• _WRITTEN TASK_
Please output every line of the material as it stands, without the pictures.

• _DATA IN THIS EXERCISE_
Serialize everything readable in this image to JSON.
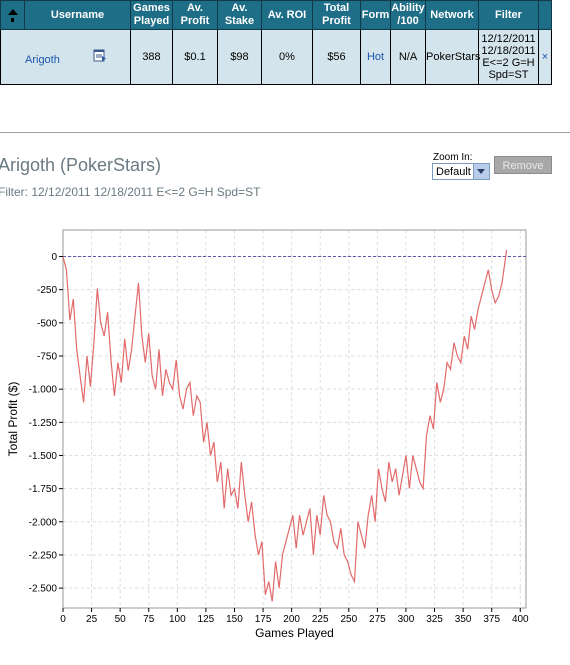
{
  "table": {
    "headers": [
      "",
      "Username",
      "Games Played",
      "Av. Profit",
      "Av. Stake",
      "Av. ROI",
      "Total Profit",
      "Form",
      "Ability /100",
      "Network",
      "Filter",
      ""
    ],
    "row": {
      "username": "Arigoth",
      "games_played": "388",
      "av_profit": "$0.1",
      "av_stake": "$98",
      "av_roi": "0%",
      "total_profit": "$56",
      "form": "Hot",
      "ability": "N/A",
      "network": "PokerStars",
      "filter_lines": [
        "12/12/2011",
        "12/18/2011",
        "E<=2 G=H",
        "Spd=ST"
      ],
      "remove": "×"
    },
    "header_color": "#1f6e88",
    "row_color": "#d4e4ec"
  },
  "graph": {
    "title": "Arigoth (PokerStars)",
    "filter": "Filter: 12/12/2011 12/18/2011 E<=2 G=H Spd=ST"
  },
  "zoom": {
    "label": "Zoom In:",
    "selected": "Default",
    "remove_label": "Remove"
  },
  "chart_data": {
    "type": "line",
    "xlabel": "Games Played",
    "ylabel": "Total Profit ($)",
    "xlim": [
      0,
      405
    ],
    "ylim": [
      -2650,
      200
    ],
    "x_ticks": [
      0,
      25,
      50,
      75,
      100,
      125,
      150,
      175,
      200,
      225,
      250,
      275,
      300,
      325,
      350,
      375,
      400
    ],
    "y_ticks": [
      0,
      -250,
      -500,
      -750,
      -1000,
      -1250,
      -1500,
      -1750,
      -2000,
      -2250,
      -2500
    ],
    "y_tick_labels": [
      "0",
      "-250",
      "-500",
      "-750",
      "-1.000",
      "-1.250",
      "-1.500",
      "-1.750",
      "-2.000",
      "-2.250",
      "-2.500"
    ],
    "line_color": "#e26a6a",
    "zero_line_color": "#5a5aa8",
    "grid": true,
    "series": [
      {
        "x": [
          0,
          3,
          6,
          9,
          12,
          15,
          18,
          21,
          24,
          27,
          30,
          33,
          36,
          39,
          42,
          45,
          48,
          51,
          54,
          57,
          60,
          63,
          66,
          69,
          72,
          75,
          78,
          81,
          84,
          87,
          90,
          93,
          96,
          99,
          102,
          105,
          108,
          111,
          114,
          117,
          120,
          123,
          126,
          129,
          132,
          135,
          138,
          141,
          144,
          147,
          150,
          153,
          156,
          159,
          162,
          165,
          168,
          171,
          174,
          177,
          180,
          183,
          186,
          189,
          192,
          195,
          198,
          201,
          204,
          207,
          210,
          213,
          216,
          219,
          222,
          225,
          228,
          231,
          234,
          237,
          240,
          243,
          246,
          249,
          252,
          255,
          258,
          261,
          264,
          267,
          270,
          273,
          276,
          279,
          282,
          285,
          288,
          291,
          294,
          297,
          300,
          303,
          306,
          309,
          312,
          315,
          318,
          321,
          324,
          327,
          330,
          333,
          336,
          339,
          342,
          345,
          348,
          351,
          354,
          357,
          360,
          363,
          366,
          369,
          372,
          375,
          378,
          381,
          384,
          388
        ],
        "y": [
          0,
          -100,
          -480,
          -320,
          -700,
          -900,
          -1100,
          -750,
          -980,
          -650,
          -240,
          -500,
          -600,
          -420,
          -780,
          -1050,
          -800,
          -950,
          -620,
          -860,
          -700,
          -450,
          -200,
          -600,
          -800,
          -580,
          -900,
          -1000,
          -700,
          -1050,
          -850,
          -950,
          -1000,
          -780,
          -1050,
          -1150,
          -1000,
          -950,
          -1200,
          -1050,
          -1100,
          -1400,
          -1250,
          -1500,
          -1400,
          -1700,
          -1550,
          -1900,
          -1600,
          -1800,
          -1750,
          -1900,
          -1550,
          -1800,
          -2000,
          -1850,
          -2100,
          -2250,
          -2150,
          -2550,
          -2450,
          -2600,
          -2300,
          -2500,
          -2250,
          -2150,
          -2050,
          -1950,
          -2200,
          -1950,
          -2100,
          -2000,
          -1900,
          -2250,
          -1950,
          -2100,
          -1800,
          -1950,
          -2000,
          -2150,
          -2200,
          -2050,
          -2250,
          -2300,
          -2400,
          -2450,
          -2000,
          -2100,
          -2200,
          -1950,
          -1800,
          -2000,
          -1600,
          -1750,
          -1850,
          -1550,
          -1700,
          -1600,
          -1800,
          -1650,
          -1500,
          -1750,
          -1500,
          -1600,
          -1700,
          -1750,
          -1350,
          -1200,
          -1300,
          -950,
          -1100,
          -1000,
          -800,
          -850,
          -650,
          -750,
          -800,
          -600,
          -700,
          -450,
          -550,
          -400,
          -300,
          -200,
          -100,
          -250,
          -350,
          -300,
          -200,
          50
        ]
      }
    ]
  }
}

• _RESULT OF THE TASK_
Serialize everything readable in this image to JSON.
{
  "table": {
    "headers": [
      "",
      "Username",
      "Games Played",
      "Av. Profit",
      "Av. Stake",
      "Av. ROI",
      "Total Profit",
      "Form",
      "Ability /100",
      "Network",
      "Filter",
      ""
    ],
    "row": {
      "username": "Arigoth",
      "games_played": "388",
      "av_profit": "$0.1",
      "av_stake": "$98",
      "av_roi": "0%",
      "total_profit": "$56",
      "form": "Hot",
      "ability": "N/A",
      "network": "PokerStars",
      "filter_lines": [
        "12/12/2011",
        "12/18/2011",
        "E<=2 G=H",
        "Spd=ST"
      ],
      "remove": "×"
    },
    "header_color": "#1f6e88",
    "row_color": "#d4e4ec"
  },
  "graph": {
    "title": "Arigoth (PokerStars)",
    "filter": "Filter: 12/12/2011 12/18/2011 E<=2 G=H Spd=ST"
  },
  "zoom": {
    "label": "Zoom In:",
    "selected": "Default",
    "remove_label": "Remove"
  },
  "chart_data": {
    "type": "line",
    "xlabel": "Games Played",
    "ylabel": "Total Profit ($)",
    "xlim": [
      0,
      405
    ],
    "ylim": [
      -2650,
      200
    ],
    "x_ticks": [
      0,
      25,
      50,
      75,
      100,
      125,
      150,
      175,
      200,
      225,
      250,
      275,
      300,
      325,
      350,
      375,
      400
    ],
    "y_ticks": [
      0,
      -250,
      -500,
      -750,
      -1000,
      -1250,
      -1500,
      -1750,
      -2000,
      -2250,
      -2500
    ],
    "y_tick_labels": [
      "0",
      "-250",
      "-500",
      "-750",
      "-1.000",
      "-1.250",
      "-1.500",
      "-1.750",
      "-2.000",
      "-2.250",
      "-2.500"
    ],
    "line_color": "#e26a6a",
    "zero_line_color": "#5a5aa8",
    "grid": true,
    "series": [
      {
        "x": [
          0,
          3,
          6,
          9,
          12,
          15,
          18,
          21,
          24,
          27,
          30,
          33,
          36,
          39,
          42,
          45,
          48,
          51,
          54,
          57,
          60,
          63,
          66,
          69,
          72,
          75,
          78,
          81,
          84,
          87,
          90,
          93,
          96,
          99,
          102,
          105,
          108,
          111,
          114,
          117,
          120,
          123,
          126,
          129,
          132,
          135,
          138,
          141,
          144,
          147,
          150,
          153,
          156,
          159,
          162,
          165,
          168,
          171,
          174,
          177,
          180,
          183,
          186,
          189,
          192,
          195,
          198,
          201,
          204,
          207,
          210,
          213,
          216,
          219,
          222,
          225,
          228,
          231,
          234,
          237,
          240,
          243,
          246,
          249,
          252,
          255,
          258,
          261,
          264,
          267,
          270,
          273,
          276,
          279,
          282,
          285,
          288,
          291,
          294,
          297,
          300,
          303,
          306,
          309,
          312,
          315,
          318,
          321,
          324,
          327,
          330,
          333,
          336,
          339,
          342,
          345,
          348,
          351,
          354,
          357,
          360,
          363,
          366,
          369,
          372,
          375,
          378,
          381,
          384,
          388
        ],
        "y": [
          0,
          -100,
          -480,
          -320,
          -700,
          -900,
          -1100,
          -750,
          -980,
          -650,
          -240,
          -500,
          -600,
          -420,
          -780,
          -1050,
          -800,
          -950,
          -620,
          -860,
          -700,
          -450,
          -200,
          -600,
          -800,
          -580,
          -900,
          -1000,
          -700,
          -1050,
          -850,
          -950,
          -1000,
          -780,
          -1050,
          -1150,
          -1000,
          -950,
          -1200,
          -1050,
          -1100,
          -1400,
          -1250,
          -1500,
          -1400,
          -1700,
          -1550,
          -1900,
          -1600,
          -1800,
          -1750,
          -1900,
          -1550,
          -1800,
          -2000,
          -1850,
          -2100,
          -2250,
          -2150,
          -2550,
          -2450,
          -2600,
          -2300,
          -2500,
          -2250,
          -2150,
          -2050,
          -1950,
          -2200,
          -1950,
          -2100,
          -2000,
          -1900,
          -2250,
          -1950,
          -2100,
          -1800,
          -1950,
          -2000,
          -2150,
          -2200,
          -2050,
          -2250,
          -2300,
          -2400,
          -2450,
          -2000,
          -2100,
          -2200,
          -1950,
          -1800,
          -2000,
          -1600,
          -1750,
          -1850,
          -1550,
          -1700,
          -1600,
          -1800,
          -1650,
          -1500,
          -1750,
          -1500,
          -1600,
          -1700,
          -1750,
          -1350,
          -1200,
          -1300,
          -950,
          -1100,
          -1000,
          -800,
          -850,
          -650,
          -750,
          -800,
          -600,
          -700,
          -450,
          -550,
          -400,
          -300,
          -200,
          -100,
          -250,
          -350,
          -300,
          -200,
          50
        ]
      }
    ]
  }
}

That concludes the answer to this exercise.